* [Problem to work on] Could you copy out every line of the records below verbatim, leaving the pictures out of your answer?

* [Dataset]
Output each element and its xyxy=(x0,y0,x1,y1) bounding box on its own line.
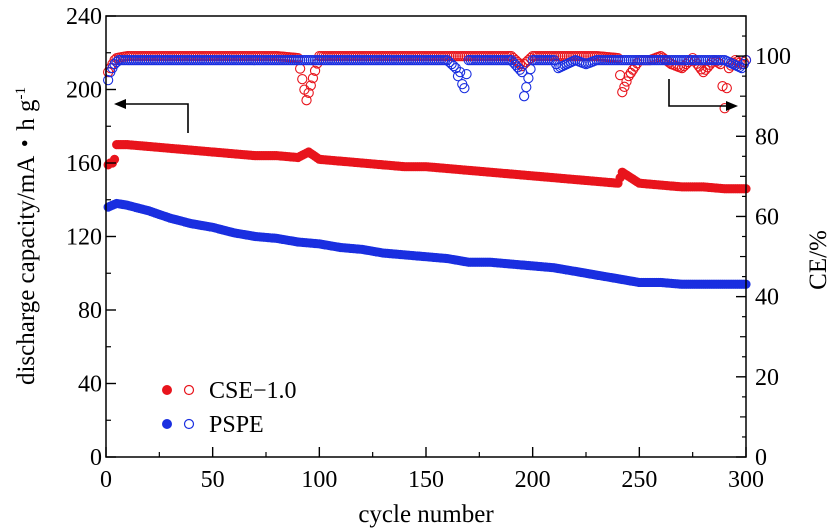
right-arrowhead xyxy=(726,101,738,111)
data-point xyxy=(307,72,319,84)
data-point xyxy=(619,81,630,92)
data-point xyxy=(461,68,472,80)
data-point xyxy=(301,95,312,106)
y-tick-label: 80 xyxy=(78,298,102,324)
y-tick-label: 40 xyxy=(78,372,102,398)
right-arrow-line xyxy=(668,79,730,107)
data-point xyxy=(623,70,634,82)
legend-pspe-label: PSPE xyxy=(209,412,264,438)
series-layer xyxy=(102,50,752,289)
data-point xyxy=(303,87,314,98)
left-arrow-line xyxy=(122,103,189,133)
left-arrowhead xyxy=(114,99,126,109)
data-point xyxy=(109,154,120,164)
legend-pspe-filled-marker xyxy=(162,419,172,429)
y-tick-label: 160 xyxy=(66,151,102,177)
legend-pspe-open-marker xyxy=(183,418,195,430)
data-point xyxy=(454,66,466,78)
data-point xyxy=(305,80,316,91)
data-point xyxy=(621,76,632,87)
data-point xyxy=(448,60,459,72)
y2-tick-label: 60 xyxy=(755,204,779,230)
y-tick-label: 0 xyxy=(90,445,102,471)
x-ticks: 0 50 100 150 200 250 300 xyxy=(100,447,764,493)
data-point xyxy=(459,83,470,94)
series-0 xyxy=(103,140,751,194)
legend: CSE−1.0 PSPE xyxy=(162,378,297,438)
legend-cse-label: CSE−1.0 xyxy=(209,378,297,404)
series-3 xyxy=(102,54,752,102)
data-point xyxy=(525,63,536,75)
y-tick-label: 200 xyxy=(66,78,102,104)
y2-tick-label: 100 xyxy=(755,44,791,70)
y-tick-label: 120 xyxy=(66,225,102,251)
data-point xyxy=(627,64,639,75)
y2-tick-label: 80 xyxy=(755,124,779,150)
x-tick-label: 250 xyxy=(621,467,657,493)
y-axis-title: discharge capacity/mA・h g-1 xyxy=(13,87,40,385)
data-point xyxy=(294,63,306,74)
y2-axis-title: CE/% xyxy=(805,230,832,290)
x-tick-label: 0 xyxy=(100,467,112,493)
data-point xyxy=(617,87,628,98)
data-point xyxy=(614,69,626,81)
y-tick-label: 240 xyxy=(66,4,102,30)
left-axis-arrow xyxy=(114,99,189,133)
x-tick-label: 100 xyxy=(301,467,337,493)
data-point xyxy=(514,64,526,75)
y2-tick-label: 0 xyxy=(755,445,767,471)
data-point xyxy=(625,67,636,79)
plot-frame xyxy=(105,15,747,458)
y2-tick-label: 40 xyxy=(755,285,779,311)
x-axis-title: cycle number xyxy=(358,501,494,528)
y-ticks: 0 40 80 120 160 200 240 xyxy=(66,4,116,471)
right-axis-arrow xyxy=(668,79,738,111)
data-point xyxy=(523,72,534,84)
x-tick-label: 50 xyxy=(201,467,225,493)
data-point xyxy=(514,58,526,70)
y2-ticks: 0 20 40 60 80 100 xyxy=(736,15,791,471)
series-2 xyxy=(103,198,751,289)
legend-cse-open-marker xyxy=(183,384,195,396)
y2-tick-label: 20 xyxy=(755,365,779,391)
data-point xyxy=(721,83,732,94)
data-point xyxy=(297,73,308,85)
data-point xyxy=(102,75,114,86)
x-tick-label: 300 xyxy=(728,467,764,493)
data-point xyxy=(518,91,530,102)
data-point xyxy=(309,65,321,76)
legend-cse-filled-marker xyxy=(162,385,172,395)
data-point xyxy=(521,82,532,93)
x-tick-label: 150 xyxy=(408,467,444,493)
x-tick-label: 200 xyxy=(515,467,551,493)
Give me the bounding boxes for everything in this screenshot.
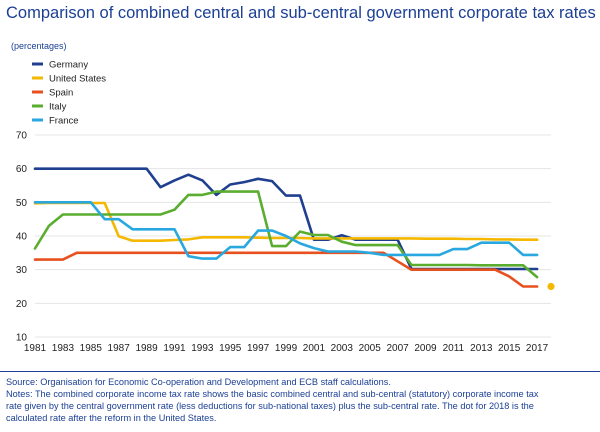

* [Finished exercise]
Output each element and its xyxy=(x0,y0,x1,y1) bounding box on its own line.
right-arrowhead xyxy=(726,101,738,111)
data-point xyxy=(307,72,319,84)
data-point xyxy=(619,81,630,92)
data-point xyxy=(461,68,472,80)
data-point xyxy=(301,95,312,106)
y-tick-label: 80 xyxy=(78,298,102,324)
y-tick-label: 40 xyxy=(78,372,102,398)
right-arrow-line xyxy=(668,79,730,107)
data-point xyxy=(623,70,634,82)
legend-pspe-label: PSPE xyxy=(209,412,264,438)
series-layer xyxy=(102,50,752,289)
data-point xyxy=(303,87,314,98)
left-arrow-line xyxy=(122,103,189,133)
left-arrowhead xyxy=(114,99,126,109)
data-point xyxy=(109,154,120,164)
legend-pspe-filled-marker xyxy=(162,419,172,429)
y-tick-label: 160 xyxy=(66,151,102,177)
legend-pspe-open-marker xyxy=(183,418,195,430)
data-point xyxy=(454,66,466,78)
data-point xyxy=(305,80,316,91)
data-point xyxy=(621,76,632,87)
data-point xyxy=(448,60,459,72)
y2-tick-label: 60 xyxy=(755,204,779,230)
y-tick-label: 0 xyxy=(90,445,102,471)
x-ticks: 0 50 100 150 200 250 300 xyxy=(100,447,764,493)
data-point xyxy=(459,83,470,94)
series-0 xyxy=(103,140,751,194)
legend: CSE−1.0 PSPE xyxy=(162,378,297,438)
legend-cse-label: CSE−1.0 xyxy=(209,378,297,404)
series-3 xyxy=(102,54,752,102)
data-point xyxy=(525,63,536,75)
y-tick-label: 200 xyxy=(66,78,102,104)
y2-tick-label: 100 xyxy=(755,44,791,70)
y-tick-label: 120 xyxy=(66,225,102,251)
data-point xyxy=(627,64,639,75)
y2-tick-label: 80 xyxy=(755,124,779,150)
x-tick-label: 250 xyxy=(621,467,657,493)
y-axis-title: discharge capacity/mA・h g-1 xyxy=(13,87,40,385)
data-point xyxy=(294,63,306,74)
y2-axis-title: CE/% xyxy=(805,230,832,290)
x-tick-label: 0 xyxy=(100,467,112,493)
data-point xyxy=(617,87,628,98)
data-point xyxy=(614,69,626,81)
y-tick-label: 240 xyxy=(66,4,102,30)
left-axis-arrow xyxy=(114,99,189,133)
x-tick-label: 100 xyxy=(301,467,337,493)
data-point xyxy=(514,64,526,75)
y2-tick-label: 0 xyxy=(755,445,767,471)
data-point xyxy=(625,67,636,79)
plot-frame xyxy=(105,15,747,458)
y2-tick-label: 40 xyxy=(755,285,779,311)
x-axis-title: cycle number xyxy=(358,501,494,528)
y-ticks: 0 40 80 120 160 200 240 xyxy=(66,4,116,471)
right-axis-arrow xyxy=(668,79,738,111)
data-point xyxy=(523,72,534,84)
x-tick-label: 50 xyxy=(201,467,225,493)
data-point xyxy=(514,58,526,70)
y2-ticks: 0 20 40 60 80 100 xyxy=(736,15,791,471)
series-2 xyxy=(103,198,751,289)
legend-cse-open-marker xyxy=(183,384,195,396)
y2-tick-label: 20 xyxy=(755,365,779,391)
data-point xyxy=(721,83,732,94)
data-point xyxy=(297,73,308,85)
data-point xyxy=(102,75,114,86)
x-tick-label: 300 xyxy=(728,467,764,493)
data-point xyxy=(518,91,530,102)
data-point xyxy=(309,65,321,76)
legend-cse-filled-marker xyxy=(162,385,172,395)
data-point xyxy=(521,82,532,93)
x-tick-label: 150 xyxy=(408,467,444,493)
x-tick-label: 200 xyxy=(515,467,551,493)
Give me the bounding boxes for everything in this screenshot.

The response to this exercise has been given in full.